- WHAT IS ASKED
Every line holding the string "Annual" should be gathered.

Records about charts and figures
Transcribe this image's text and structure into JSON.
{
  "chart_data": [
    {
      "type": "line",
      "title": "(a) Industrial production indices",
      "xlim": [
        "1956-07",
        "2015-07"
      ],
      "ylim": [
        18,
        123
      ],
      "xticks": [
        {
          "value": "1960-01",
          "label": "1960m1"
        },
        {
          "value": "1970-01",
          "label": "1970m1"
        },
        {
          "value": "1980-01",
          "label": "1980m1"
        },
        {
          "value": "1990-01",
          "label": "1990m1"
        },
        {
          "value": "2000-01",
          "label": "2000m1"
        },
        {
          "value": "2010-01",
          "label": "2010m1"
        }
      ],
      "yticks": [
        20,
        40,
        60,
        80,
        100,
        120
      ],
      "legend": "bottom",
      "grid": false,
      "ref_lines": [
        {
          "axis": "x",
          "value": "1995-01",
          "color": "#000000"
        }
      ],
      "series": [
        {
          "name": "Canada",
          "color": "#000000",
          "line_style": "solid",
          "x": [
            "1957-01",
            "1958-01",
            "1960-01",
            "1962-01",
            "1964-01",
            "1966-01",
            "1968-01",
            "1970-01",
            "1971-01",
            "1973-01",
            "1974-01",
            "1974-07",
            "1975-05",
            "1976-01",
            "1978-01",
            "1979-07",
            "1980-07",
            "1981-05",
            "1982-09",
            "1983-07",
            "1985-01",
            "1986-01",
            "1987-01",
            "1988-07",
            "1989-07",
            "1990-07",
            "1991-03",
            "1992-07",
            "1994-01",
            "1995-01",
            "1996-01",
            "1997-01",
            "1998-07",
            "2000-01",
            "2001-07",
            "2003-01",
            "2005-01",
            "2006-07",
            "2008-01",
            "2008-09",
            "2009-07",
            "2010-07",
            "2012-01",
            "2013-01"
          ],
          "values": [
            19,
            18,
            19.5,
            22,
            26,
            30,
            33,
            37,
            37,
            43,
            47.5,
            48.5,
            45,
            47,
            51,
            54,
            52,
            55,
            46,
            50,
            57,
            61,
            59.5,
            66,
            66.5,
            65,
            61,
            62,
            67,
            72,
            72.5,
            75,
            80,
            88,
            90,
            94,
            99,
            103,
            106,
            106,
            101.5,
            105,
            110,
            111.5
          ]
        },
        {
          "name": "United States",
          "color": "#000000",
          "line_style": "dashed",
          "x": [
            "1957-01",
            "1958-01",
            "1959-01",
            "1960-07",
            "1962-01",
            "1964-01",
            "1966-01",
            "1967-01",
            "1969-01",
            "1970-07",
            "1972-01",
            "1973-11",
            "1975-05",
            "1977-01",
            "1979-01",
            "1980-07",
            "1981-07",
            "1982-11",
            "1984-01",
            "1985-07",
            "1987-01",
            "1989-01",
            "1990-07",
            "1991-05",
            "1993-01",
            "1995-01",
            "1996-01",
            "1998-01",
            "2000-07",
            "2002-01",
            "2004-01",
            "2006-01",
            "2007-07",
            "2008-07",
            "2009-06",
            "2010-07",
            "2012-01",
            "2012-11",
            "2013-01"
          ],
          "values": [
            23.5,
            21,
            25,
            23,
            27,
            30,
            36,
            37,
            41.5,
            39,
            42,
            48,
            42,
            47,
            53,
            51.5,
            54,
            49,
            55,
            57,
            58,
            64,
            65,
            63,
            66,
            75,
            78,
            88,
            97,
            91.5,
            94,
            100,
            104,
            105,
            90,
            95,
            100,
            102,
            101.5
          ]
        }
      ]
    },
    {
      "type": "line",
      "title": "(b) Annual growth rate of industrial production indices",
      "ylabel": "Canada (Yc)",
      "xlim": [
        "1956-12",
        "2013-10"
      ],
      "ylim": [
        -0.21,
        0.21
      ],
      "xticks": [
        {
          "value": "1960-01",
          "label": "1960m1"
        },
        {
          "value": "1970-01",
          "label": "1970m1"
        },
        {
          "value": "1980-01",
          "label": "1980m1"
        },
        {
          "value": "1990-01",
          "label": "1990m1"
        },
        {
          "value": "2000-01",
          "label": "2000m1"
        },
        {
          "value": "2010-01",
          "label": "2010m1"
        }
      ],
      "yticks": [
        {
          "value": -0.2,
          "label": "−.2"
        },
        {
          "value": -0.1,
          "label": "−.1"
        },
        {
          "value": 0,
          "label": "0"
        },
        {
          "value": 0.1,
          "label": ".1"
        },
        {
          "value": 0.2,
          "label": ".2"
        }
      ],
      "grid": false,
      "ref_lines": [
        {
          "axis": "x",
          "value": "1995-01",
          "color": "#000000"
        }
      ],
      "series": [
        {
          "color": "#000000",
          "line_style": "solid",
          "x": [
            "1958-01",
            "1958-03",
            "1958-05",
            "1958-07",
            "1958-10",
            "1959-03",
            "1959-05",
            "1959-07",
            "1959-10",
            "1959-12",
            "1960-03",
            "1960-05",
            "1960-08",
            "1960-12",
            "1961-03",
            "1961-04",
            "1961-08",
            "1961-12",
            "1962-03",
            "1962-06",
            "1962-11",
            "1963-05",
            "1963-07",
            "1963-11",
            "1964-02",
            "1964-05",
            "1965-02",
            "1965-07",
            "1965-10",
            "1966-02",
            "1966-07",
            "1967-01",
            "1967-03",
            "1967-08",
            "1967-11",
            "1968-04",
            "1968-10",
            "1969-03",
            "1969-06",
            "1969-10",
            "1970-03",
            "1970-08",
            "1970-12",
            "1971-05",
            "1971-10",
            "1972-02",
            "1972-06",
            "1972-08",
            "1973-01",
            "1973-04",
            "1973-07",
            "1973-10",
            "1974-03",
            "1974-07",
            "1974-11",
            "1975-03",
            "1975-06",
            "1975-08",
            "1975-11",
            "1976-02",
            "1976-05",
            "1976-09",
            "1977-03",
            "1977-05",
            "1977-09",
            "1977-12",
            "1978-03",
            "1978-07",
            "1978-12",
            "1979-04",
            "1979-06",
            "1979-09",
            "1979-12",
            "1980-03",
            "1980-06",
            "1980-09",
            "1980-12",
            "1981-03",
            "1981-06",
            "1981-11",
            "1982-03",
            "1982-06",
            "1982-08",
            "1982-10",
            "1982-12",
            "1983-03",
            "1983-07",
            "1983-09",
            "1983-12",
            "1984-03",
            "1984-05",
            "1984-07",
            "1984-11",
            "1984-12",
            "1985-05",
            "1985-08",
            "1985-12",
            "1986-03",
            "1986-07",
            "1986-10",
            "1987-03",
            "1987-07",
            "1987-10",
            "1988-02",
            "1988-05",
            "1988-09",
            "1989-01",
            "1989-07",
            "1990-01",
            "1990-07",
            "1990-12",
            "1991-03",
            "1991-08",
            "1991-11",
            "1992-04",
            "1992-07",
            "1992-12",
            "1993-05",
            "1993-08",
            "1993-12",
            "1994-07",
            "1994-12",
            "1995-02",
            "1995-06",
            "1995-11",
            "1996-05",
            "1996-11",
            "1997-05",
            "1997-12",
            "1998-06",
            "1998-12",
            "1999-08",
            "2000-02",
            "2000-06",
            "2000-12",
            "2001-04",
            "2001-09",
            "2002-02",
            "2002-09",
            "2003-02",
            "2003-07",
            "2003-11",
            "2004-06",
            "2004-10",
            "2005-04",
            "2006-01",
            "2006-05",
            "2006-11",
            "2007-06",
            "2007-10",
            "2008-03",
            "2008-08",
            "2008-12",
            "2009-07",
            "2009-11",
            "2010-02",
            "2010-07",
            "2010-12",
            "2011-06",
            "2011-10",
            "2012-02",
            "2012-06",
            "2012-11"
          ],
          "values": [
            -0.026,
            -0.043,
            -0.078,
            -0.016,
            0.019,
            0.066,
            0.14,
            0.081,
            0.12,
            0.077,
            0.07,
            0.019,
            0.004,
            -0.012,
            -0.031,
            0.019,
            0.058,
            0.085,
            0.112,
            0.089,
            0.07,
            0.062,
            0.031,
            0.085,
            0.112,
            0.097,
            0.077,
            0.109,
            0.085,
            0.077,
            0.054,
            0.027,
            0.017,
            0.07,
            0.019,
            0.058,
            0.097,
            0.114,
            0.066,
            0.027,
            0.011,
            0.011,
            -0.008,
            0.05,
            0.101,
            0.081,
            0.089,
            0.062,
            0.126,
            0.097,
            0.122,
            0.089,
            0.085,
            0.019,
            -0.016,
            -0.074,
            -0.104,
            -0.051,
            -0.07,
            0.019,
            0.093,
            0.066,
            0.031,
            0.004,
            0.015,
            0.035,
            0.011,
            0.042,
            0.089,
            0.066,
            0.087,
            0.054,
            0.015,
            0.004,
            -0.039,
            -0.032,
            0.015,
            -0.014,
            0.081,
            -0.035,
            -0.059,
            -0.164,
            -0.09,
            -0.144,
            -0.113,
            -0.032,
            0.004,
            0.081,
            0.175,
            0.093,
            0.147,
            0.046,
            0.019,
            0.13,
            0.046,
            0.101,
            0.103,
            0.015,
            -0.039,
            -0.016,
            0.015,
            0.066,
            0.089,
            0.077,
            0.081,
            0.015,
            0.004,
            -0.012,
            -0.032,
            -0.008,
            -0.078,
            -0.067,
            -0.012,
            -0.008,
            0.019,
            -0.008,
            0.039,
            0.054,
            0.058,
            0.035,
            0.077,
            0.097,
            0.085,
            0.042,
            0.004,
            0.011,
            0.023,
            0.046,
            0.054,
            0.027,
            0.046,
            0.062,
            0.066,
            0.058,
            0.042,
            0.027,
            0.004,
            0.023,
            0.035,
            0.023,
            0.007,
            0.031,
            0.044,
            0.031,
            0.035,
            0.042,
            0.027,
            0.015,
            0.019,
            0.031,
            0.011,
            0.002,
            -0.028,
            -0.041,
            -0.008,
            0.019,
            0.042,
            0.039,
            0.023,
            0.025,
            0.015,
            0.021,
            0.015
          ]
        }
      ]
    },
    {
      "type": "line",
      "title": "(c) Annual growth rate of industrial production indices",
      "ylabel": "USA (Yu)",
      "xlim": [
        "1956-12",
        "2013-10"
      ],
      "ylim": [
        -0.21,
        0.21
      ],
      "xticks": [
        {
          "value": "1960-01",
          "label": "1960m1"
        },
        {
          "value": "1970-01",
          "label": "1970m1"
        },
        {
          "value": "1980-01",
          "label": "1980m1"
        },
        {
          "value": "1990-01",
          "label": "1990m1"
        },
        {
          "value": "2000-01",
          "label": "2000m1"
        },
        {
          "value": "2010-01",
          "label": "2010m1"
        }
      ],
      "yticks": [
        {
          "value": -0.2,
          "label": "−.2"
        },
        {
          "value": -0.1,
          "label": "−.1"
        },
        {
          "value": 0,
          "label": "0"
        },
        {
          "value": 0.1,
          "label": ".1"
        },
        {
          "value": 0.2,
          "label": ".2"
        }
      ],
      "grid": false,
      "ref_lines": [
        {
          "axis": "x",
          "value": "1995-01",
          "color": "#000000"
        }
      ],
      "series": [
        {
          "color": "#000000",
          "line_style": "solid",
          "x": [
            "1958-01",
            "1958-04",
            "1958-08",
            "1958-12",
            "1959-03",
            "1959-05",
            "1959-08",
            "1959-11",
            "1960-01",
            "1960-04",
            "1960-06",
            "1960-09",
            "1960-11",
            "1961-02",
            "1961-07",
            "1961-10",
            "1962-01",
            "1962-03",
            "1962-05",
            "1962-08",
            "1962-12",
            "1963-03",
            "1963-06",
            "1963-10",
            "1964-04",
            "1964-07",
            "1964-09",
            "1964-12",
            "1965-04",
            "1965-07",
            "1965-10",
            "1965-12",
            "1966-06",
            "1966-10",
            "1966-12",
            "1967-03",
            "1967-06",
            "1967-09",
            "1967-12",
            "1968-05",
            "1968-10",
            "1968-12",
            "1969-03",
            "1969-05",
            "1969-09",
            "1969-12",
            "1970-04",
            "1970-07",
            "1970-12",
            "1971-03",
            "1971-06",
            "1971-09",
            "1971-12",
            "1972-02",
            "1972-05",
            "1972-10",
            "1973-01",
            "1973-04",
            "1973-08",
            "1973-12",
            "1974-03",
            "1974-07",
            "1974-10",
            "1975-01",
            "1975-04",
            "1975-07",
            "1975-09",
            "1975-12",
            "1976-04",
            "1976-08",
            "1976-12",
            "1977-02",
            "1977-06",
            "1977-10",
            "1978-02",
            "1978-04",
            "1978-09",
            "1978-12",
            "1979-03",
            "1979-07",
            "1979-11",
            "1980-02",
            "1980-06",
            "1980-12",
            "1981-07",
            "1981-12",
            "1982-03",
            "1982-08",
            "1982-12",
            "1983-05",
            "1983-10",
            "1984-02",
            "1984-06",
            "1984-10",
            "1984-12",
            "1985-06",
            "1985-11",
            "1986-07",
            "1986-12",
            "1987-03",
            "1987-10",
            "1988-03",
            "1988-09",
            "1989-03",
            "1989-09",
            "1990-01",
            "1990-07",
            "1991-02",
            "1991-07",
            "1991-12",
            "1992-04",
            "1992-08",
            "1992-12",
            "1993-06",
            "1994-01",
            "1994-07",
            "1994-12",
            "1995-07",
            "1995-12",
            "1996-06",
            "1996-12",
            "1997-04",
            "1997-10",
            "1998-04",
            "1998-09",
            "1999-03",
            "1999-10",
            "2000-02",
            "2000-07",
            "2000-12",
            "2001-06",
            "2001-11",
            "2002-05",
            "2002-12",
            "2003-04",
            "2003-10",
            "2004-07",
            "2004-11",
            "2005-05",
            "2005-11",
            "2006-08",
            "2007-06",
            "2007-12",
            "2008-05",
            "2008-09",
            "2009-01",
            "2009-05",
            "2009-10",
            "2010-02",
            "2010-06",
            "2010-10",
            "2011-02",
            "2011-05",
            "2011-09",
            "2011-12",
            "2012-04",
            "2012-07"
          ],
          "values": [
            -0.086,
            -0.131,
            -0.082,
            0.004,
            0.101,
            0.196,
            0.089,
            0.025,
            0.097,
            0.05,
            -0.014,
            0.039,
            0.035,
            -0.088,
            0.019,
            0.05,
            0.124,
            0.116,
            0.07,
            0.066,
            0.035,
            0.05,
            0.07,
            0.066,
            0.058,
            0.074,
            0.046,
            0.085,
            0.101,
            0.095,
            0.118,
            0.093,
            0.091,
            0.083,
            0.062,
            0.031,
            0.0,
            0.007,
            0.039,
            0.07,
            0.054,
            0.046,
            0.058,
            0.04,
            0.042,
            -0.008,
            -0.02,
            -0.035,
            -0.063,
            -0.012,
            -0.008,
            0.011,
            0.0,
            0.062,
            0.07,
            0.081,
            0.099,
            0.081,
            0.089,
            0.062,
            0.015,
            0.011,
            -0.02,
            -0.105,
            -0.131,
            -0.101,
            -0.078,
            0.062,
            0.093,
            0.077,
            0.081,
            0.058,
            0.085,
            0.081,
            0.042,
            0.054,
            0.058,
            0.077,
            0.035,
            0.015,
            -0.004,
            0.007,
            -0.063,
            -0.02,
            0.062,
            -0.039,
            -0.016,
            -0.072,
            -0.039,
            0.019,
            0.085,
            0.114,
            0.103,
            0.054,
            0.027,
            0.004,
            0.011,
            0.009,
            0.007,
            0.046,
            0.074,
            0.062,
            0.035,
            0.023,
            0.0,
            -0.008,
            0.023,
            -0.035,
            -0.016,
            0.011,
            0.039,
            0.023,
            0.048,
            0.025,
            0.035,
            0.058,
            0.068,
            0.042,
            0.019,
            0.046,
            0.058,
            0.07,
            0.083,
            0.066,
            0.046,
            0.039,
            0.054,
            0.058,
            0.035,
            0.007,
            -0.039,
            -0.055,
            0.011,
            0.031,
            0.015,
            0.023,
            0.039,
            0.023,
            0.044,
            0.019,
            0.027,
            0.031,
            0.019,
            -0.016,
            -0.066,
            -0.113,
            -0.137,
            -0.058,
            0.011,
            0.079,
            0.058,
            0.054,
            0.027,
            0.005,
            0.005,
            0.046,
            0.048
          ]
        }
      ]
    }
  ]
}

- WRITTEN ANSWER
      "title": "(b) Annual growth rate of industrial production indices",
      "title": "(c) Annual growth rate of industrial production indices",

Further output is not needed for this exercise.